Data supplied:
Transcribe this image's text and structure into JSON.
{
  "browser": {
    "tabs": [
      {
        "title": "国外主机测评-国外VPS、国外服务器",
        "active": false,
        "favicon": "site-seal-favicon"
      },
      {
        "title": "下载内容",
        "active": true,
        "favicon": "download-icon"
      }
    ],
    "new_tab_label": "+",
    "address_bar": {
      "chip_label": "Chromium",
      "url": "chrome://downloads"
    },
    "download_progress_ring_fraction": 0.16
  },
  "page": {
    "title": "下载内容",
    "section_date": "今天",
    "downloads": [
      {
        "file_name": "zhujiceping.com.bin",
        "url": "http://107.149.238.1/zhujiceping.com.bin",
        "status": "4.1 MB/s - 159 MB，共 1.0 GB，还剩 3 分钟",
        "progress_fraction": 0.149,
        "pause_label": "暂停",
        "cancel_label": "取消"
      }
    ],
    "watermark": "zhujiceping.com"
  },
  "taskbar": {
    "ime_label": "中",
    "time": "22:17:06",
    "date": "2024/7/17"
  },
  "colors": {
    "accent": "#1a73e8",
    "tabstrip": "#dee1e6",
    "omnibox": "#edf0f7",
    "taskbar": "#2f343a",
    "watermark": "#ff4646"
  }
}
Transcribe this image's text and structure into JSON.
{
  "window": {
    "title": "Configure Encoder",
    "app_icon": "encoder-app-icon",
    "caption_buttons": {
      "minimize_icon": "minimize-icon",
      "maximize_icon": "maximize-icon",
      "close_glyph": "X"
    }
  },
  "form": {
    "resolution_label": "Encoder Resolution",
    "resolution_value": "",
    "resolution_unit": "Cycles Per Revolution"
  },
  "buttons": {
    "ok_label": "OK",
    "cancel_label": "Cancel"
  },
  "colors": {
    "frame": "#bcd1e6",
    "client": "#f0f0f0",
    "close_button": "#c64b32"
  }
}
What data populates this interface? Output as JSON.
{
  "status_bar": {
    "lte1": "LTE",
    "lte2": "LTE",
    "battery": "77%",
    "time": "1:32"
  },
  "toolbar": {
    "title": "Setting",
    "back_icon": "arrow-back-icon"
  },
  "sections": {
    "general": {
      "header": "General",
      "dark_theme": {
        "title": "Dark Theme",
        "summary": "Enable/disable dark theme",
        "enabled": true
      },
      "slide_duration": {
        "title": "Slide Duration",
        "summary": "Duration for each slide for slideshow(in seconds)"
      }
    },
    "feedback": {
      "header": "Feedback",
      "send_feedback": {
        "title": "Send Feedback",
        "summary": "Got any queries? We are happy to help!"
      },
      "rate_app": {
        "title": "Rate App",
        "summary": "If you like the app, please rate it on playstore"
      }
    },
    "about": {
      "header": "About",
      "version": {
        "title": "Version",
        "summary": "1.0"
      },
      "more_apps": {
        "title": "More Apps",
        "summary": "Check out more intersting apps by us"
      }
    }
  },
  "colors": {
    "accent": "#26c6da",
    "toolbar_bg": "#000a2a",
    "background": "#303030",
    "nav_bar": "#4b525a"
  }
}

Work to be completed:
Return every line from the one holding "What data populates" through the end of the data, exactly as it appears, with both ends kept and nothing else.

Completed exercise:
What data populates this interface? Output as JSON.
{
  "status_bar": {
    "lte1": "LTE",
    "lte2": "LTE",
    "battery": "77%",
    "time": "1:32"
  },
  "toolbar": {
    "title": "Setting",
    "back_icon": "arrow-back-icon"
  },
  "sections": {
    "general": {
      "header": "General",
      "dark_theme": {
        "title": "Dark Theme",
        "summary": "Enable/disable dark theme",
        "enabled": true
      },
      "slide_duration": {
        "title": "Slide Duration",
        "summary": "Duration for each slide for slideshow(in seconds)"
      }
    },
    "feedback": {
      "header": "Feedback",
      "send_feedback": {
        "title": "Send Feedback",
        "summary": "Got any queries? We are happy to help!"
      },
      "rate_app": {
        "title": "Rate App",
        "summary": "If you like the app, please rate it on playstore"
      }
    },
    "about": {
      "header": "About",
      "version": {
        "title": "Version",
        "summary": "1.0"
      },
      "more_apps": {
        "title": "More Apps",
        "summary": "Check out more intersting apps by us"
      }
    }
  },
  "colors": {
    "accent": "#26c6da",
    "toolbar_bg": "#000a2a",
    "background": "#303030",
    "nav_bar": "#4b525a"
  }
}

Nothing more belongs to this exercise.